**Provided data:**
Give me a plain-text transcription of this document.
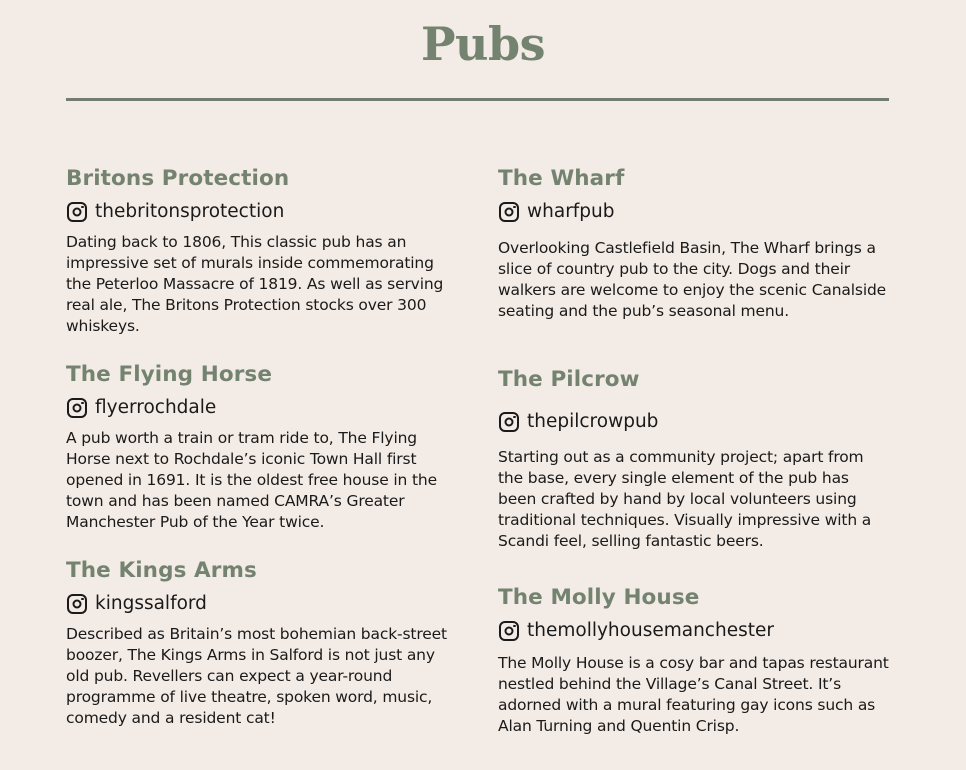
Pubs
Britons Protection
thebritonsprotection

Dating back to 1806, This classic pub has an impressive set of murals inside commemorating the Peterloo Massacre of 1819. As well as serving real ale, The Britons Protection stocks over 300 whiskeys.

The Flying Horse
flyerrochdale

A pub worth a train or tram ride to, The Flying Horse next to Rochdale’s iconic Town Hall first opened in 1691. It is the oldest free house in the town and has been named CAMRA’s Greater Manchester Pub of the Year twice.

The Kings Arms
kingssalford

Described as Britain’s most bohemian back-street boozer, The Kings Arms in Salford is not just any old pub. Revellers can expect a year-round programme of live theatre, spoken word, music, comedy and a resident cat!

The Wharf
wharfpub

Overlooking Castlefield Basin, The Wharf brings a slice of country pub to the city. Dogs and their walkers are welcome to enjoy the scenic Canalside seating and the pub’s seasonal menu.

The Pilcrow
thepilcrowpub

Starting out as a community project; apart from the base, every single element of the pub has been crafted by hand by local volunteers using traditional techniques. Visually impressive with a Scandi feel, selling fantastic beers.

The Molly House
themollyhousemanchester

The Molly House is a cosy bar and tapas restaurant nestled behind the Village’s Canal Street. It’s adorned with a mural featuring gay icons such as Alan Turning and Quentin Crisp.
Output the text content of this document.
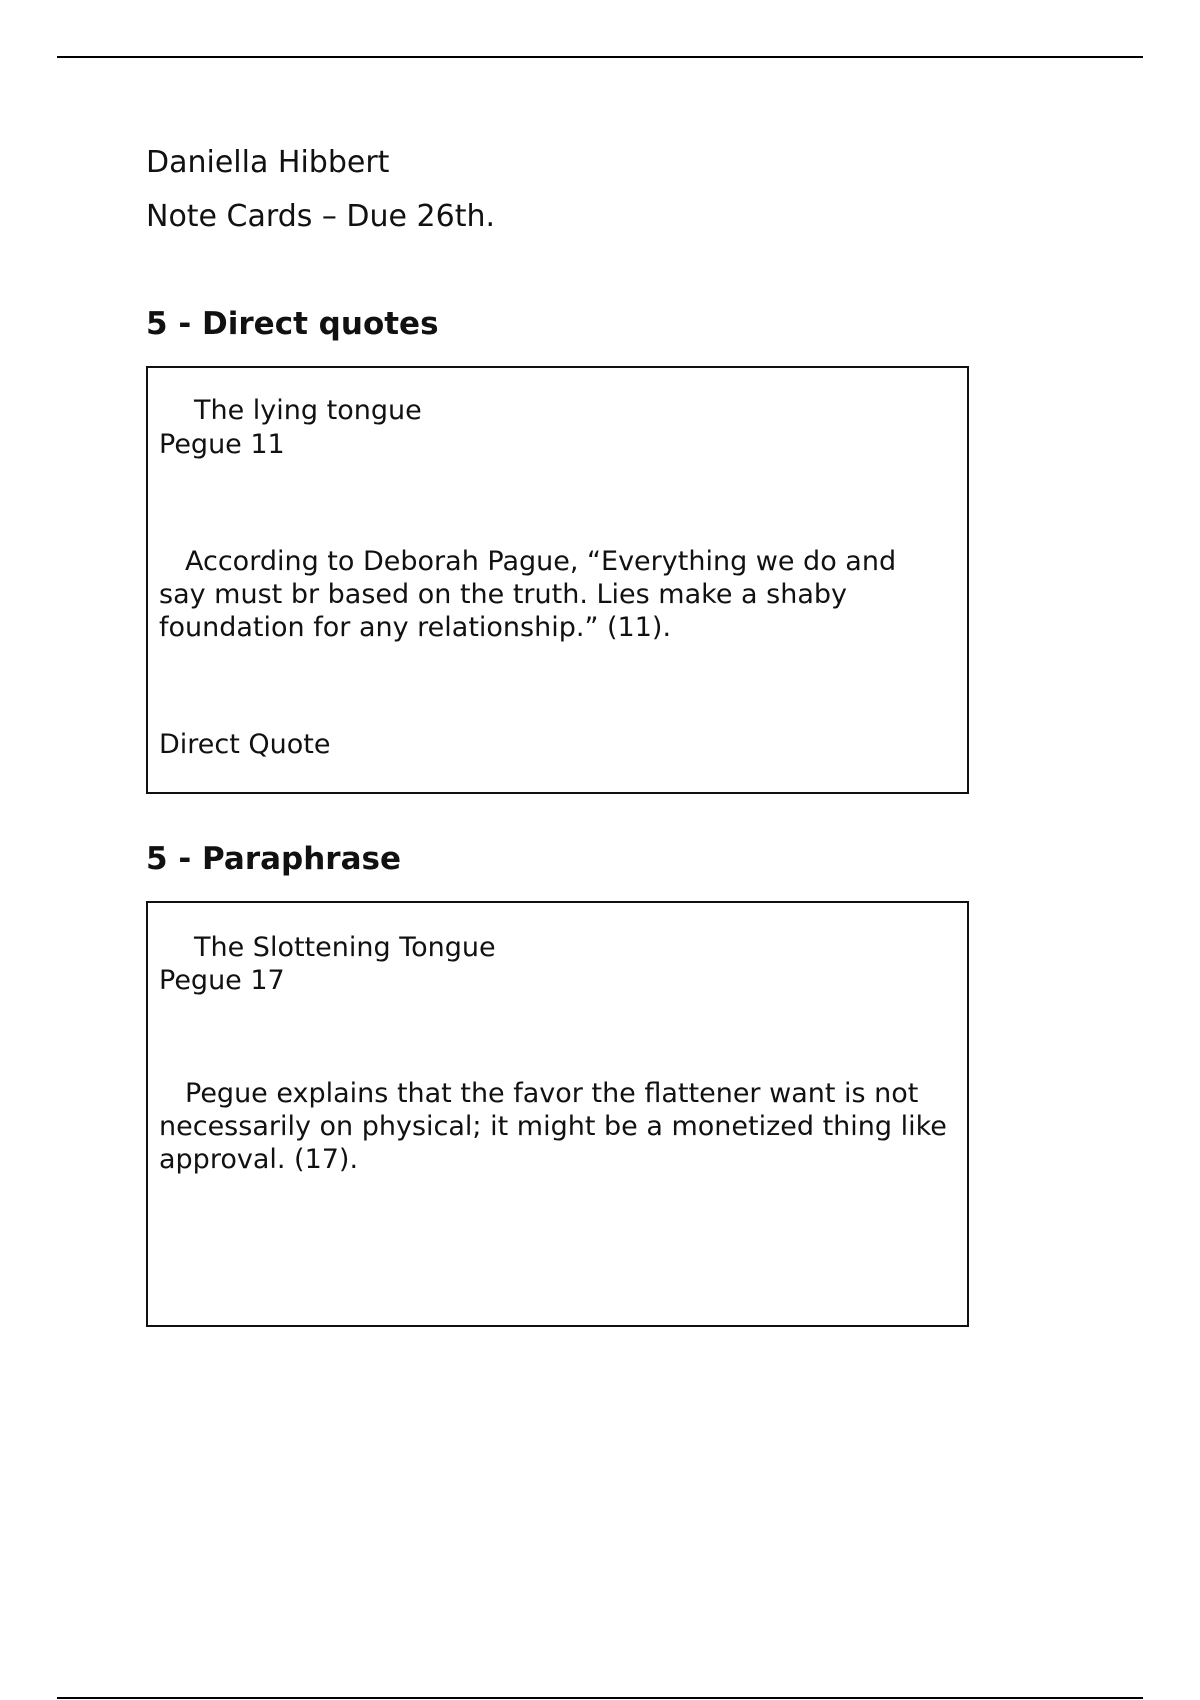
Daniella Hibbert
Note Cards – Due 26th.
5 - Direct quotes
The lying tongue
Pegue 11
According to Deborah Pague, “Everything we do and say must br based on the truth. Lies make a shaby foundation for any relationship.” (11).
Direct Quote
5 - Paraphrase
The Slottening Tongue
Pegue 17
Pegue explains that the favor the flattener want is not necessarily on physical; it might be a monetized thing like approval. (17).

**Instructions to follow:**
State the number of lines in the preceding entries that include the word "document". Provide nothing else.

**Output for this exercise:**
2